This disease most commonly affects children between the ages of four and eight. It involves the head of the femur. That’s the bony ball that goes into the hip socket. With this disease, the bone of the femur’s head begins to die.
Causes & Triggers
It happens when the head of the femur can’t get enough blood. We don’t know what reduces the blood supply. But without enough blood, the bone cells weaken and die. The femur’s head becomes unstable. It can lose its round shape, which can lead to later problems. It can break easily. And when it’s injured, it’s slow to heal.
Signs & Symptoms
This disease causes pain and stiffness. It causes limping. And, it can cause a child to lose range motion in the hip. Usually, this disease only affects one hip. But in some children, both may have it, and they can be affected at different times.
- Pain (especially with movement)
Tips & Treatment
Treatment options may include activity restriction, crutches, special leg casts, and physical therapy. Surgery may be needed. Your healthcare provider will create a care plan that’s right for you.
- More prevalent in boys than girls and in children ages 4-10.
- With proper treatment, most return to normal activity.
- Pain may be intermittent for a period of weeks or months.
- Pain is often focused in groin, thigh or knee.
- Treatment may range from physical therapy to casting to surgical alignment.

Structured page parsing data:

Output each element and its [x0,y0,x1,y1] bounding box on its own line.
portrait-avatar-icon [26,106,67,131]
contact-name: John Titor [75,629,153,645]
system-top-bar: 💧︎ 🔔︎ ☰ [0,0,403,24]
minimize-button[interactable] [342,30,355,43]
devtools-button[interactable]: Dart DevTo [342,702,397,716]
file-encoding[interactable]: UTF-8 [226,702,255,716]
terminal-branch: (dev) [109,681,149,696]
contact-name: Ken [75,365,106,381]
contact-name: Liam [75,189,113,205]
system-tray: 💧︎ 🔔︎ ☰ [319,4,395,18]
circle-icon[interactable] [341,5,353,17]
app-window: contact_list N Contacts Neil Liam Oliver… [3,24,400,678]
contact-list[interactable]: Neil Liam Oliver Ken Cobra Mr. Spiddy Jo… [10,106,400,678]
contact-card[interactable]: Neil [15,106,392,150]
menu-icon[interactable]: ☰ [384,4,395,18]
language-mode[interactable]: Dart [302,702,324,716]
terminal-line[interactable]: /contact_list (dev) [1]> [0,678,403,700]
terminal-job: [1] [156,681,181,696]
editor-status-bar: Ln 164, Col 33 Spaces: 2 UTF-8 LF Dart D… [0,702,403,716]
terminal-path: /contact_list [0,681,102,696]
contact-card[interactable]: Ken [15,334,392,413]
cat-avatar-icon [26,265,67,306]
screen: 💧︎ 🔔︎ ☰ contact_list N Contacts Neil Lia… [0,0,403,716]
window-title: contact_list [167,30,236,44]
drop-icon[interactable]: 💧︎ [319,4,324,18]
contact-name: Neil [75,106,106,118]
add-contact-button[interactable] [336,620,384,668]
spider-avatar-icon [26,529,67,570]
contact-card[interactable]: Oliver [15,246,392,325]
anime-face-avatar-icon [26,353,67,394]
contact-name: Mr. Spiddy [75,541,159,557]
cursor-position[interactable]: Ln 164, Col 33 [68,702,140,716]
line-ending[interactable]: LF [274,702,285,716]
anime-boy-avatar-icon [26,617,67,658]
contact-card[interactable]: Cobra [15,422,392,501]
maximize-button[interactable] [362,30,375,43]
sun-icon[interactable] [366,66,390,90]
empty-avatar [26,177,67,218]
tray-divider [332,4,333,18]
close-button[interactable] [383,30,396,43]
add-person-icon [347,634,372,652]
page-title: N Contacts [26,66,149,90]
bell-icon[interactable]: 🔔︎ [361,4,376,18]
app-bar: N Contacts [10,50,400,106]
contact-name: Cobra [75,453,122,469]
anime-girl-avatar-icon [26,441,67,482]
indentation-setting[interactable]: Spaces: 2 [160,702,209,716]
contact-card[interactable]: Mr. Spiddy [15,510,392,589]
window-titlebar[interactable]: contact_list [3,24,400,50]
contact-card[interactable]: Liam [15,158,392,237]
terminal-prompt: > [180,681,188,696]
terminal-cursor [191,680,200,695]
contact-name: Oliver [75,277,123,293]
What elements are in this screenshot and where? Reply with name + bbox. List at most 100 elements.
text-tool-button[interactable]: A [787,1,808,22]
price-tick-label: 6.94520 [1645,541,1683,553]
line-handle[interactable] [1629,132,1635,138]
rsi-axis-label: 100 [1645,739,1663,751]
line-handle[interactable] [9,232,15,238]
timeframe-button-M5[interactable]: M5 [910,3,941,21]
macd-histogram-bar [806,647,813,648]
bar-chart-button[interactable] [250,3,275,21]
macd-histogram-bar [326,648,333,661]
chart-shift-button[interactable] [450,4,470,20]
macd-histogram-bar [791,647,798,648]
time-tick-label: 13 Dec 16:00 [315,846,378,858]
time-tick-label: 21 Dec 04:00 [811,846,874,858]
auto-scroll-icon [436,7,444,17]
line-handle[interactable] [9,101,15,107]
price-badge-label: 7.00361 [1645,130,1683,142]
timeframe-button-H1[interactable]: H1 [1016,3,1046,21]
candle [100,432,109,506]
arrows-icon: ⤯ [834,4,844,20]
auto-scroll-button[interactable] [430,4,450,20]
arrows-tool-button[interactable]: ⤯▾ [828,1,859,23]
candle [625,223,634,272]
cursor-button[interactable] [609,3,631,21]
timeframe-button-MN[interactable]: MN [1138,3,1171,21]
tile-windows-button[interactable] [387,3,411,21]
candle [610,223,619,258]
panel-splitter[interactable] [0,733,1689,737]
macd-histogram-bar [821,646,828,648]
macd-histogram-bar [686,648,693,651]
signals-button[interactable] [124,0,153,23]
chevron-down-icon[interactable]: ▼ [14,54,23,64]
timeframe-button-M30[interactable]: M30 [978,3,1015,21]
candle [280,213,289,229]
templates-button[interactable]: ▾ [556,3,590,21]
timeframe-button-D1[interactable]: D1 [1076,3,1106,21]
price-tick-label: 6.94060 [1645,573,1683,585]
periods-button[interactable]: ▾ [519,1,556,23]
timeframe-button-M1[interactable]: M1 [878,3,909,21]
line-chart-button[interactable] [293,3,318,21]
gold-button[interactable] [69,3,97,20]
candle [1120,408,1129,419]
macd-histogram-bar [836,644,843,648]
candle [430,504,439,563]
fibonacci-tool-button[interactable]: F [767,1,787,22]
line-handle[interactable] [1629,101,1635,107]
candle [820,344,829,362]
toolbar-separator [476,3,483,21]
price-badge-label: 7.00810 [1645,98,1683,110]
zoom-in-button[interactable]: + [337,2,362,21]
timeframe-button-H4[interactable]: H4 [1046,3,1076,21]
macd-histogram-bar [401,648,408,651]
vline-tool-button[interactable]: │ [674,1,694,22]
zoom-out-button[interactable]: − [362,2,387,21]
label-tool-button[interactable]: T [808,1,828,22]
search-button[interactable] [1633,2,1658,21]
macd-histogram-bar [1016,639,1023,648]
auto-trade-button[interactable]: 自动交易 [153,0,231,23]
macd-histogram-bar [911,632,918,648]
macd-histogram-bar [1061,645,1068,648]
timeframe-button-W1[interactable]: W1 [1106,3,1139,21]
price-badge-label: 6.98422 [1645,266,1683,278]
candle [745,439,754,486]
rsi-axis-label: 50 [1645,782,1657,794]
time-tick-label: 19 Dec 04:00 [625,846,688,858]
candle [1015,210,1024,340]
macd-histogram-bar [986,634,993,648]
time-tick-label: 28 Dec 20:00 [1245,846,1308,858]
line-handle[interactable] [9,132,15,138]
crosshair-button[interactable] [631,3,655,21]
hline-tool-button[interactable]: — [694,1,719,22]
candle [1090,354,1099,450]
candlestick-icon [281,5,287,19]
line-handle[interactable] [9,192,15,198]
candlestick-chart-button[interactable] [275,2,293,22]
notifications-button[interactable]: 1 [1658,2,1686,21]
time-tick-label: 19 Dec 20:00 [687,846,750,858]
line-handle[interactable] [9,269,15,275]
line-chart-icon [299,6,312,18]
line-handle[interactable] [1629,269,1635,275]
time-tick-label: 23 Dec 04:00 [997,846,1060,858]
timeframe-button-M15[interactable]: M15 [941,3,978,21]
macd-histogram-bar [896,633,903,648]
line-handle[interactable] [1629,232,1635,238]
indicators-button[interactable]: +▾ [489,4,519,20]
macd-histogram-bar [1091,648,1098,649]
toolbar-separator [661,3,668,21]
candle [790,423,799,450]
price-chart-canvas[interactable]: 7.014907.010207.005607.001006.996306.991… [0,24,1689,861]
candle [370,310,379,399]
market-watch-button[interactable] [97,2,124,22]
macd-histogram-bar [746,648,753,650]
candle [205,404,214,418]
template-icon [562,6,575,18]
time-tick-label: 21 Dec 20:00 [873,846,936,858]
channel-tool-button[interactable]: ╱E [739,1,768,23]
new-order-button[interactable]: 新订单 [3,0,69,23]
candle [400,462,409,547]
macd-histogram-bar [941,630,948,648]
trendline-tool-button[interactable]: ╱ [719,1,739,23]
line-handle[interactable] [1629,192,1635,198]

:: EXERCISE REQUIREMENTS ::
**A)** Rewrite everything from "Tips & Treatment" down to "thigh or knee." in the hip disease text, changing "crutches" to "walking aids".
**B)** In the hip disease text, list the effects named in the paragraph under "Signs & Symptoms".

:: SOLUTIONS TO THE EXERCISE ::
**A)**
Tips & Treatment
Treatment options may include activity restriction, walking aids, special leg casts, and physical therapy. Surgery may be needed. Your healthcare provider will create a care plan that’s right for you.
- More prevalent in boys than girls and in children ages 4-10.
- With proper treatment, most return to normal activity.
- Pain may be intermittent for a period of weeks or months.
- Pain is often focused in groin, thigh or knee.

**B)**
- Pain
- Stiffness
- Limping
- Loss of range of motion in the hip